**Provided records**

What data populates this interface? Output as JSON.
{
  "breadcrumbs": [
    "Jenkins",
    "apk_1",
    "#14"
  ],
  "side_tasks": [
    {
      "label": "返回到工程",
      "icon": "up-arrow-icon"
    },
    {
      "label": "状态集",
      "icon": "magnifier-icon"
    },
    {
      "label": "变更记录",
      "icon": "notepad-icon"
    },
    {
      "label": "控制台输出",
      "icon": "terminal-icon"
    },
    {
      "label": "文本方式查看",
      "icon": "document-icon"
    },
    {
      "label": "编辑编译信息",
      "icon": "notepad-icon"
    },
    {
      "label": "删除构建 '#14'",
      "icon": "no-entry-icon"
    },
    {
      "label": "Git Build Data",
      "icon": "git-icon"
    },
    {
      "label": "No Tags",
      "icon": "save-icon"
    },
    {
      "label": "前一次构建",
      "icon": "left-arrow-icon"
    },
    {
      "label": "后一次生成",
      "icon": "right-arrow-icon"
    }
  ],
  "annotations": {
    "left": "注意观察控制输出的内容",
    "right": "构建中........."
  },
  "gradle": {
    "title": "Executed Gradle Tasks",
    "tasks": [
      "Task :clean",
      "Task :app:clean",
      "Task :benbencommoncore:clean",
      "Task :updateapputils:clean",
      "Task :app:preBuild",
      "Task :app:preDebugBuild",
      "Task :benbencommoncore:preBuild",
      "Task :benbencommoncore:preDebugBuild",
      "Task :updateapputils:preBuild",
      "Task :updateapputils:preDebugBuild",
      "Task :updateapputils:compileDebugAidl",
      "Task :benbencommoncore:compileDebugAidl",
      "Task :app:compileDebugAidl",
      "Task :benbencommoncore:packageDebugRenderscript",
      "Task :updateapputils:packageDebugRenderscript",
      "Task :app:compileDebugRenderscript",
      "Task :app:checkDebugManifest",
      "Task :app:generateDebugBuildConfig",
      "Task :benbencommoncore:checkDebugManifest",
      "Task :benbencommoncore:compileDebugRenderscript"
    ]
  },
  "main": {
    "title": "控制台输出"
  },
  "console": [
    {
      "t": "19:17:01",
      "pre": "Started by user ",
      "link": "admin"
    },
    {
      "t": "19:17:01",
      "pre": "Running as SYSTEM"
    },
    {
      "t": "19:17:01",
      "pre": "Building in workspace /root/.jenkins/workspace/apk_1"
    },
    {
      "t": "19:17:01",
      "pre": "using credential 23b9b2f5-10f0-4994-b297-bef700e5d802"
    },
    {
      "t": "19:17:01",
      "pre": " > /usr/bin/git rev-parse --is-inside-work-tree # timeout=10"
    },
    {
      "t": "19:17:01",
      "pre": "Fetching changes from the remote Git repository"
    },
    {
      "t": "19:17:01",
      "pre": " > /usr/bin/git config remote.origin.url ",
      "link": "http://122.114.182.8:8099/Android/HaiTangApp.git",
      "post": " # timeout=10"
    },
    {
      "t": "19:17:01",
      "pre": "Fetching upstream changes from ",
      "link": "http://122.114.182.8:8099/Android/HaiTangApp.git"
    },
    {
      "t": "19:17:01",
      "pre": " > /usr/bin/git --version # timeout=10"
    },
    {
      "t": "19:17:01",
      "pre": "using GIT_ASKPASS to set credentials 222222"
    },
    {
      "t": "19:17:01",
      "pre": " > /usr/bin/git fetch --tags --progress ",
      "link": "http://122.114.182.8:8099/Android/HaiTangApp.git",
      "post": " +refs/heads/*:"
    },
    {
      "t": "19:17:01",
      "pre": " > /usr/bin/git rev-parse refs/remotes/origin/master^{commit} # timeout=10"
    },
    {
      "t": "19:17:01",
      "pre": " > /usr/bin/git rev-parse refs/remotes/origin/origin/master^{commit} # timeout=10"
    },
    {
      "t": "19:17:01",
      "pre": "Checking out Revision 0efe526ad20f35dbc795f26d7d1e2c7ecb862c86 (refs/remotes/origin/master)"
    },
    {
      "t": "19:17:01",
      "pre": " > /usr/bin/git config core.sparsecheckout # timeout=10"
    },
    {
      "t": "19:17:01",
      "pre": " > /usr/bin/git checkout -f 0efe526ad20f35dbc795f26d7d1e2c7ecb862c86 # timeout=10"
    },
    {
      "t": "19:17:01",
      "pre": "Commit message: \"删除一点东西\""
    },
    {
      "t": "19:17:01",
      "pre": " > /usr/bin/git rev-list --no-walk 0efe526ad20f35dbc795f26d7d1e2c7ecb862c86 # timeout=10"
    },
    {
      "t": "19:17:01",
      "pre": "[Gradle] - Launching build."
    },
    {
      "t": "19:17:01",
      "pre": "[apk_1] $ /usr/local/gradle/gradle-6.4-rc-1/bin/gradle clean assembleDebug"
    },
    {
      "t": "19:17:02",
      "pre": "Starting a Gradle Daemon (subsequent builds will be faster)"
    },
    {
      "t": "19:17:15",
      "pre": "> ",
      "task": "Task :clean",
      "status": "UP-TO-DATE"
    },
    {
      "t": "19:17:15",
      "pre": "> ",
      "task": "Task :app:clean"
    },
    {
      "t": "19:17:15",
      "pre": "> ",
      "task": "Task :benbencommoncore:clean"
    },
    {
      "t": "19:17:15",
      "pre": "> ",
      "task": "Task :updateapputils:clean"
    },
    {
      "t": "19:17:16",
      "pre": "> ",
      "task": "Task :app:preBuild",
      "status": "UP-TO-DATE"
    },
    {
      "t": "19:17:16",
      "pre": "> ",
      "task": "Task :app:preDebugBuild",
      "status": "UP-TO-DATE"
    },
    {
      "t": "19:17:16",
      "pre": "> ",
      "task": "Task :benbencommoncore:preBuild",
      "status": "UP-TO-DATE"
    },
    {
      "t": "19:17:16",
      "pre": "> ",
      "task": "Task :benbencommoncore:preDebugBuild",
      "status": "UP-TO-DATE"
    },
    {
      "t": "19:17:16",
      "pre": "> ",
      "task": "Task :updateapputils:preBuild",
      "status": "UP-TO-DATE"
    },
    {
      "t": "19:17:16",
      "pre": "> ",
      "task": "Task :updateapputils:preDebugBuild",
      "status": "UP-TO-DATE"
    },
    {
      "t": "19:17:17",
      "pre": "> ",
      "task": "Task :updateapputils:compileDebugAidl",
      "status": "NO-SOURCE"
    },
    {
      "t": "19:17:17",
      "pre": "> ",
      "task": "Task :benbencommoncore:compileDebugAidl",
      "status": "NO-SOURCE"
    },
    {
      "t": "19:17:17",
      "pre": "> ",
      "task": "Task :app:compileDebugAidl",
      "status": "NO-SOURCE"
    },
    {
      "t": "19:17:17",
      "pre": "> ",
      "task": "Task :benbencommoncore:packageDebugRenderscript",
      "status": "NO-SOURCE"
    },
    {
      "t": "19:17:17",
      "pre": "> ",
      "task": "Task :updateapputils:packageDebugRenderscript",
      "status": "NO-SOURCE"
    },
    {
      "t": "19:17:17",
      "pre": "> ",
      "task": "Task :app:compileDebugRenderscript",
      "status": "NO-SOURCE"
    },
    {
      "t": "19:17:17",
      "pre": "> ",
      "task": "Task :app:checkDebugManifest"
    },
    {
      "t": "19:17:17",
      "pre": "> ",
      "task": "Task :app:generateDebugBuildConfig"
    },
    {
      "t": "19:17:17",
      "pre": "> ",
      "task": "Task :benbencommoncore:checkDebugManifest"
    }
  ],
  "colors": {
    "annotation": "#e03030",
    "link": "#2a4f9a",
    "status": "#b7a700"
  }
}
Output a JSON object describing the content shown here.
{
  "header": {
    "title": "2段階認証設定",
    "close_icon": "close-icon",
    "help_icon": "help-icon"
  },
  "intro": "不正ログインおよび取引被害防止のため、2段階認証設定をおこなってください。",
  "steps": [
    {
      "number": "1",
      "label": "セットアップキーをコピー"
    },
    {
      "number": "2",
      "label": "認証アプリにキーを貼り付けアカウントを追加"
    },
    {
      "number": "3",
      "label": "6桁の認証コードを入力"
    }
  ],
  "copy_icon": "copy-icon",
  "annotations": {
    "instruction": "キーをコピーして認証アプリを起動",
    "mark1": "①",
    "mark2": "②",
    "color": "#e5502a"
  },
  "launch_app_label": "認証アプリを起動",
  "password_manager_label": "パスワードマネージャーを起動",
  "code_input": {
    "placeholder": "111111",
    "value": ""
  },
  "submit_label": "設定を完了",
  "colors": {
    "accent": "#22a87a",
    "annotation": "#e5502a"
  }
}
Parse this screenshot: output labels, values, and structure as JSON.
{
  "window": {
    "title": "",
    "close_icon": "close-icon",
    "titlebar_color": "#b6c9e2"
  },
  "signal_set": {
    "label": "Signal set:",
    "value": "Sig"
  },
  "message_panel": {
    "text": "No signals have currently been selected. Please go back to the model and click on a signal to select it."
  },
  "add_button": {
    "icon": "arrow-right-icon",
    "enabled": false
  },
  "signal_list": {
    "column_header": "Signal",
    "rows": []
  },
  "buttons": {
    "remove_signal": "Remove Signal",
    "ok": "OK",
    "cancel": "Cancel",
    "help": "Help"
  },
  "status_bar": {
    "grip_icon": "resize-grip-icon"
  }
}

**Set task**
Include both ends. Return the line holding "Parse this screenshot: output" and all lines after it in the records above, exactly as written.

**Full output**
Parse this screenshot: output labels, values, and structure as JSON.
{
  "window": {
    "title": "",
    "close_icon": "close-icon",
    "titlebar_color": "#b6c9e2"
  },
  "signal_set": {
    "label": "Signal set:",
    "value": "Sig"
  },
  "message_panel": {
    "text": "No signals have currently been selected. Please go back to the model and click on a signal to select it."
  },
  "add_button": {
    "icon": "arrow-right-icon",
    "enabled": false
  },
  "signal_list": {
    "column_header": "Signal",
    "rows": []
  },
  "buttons": {
    "remove_signal": "Remove Signal",
    "ok": "OK",
    "cancel": "Cancel",
    "help": "Help"
  },
  "status_bar": {
    "grip_icon": "resize-grip-icon"
  }
}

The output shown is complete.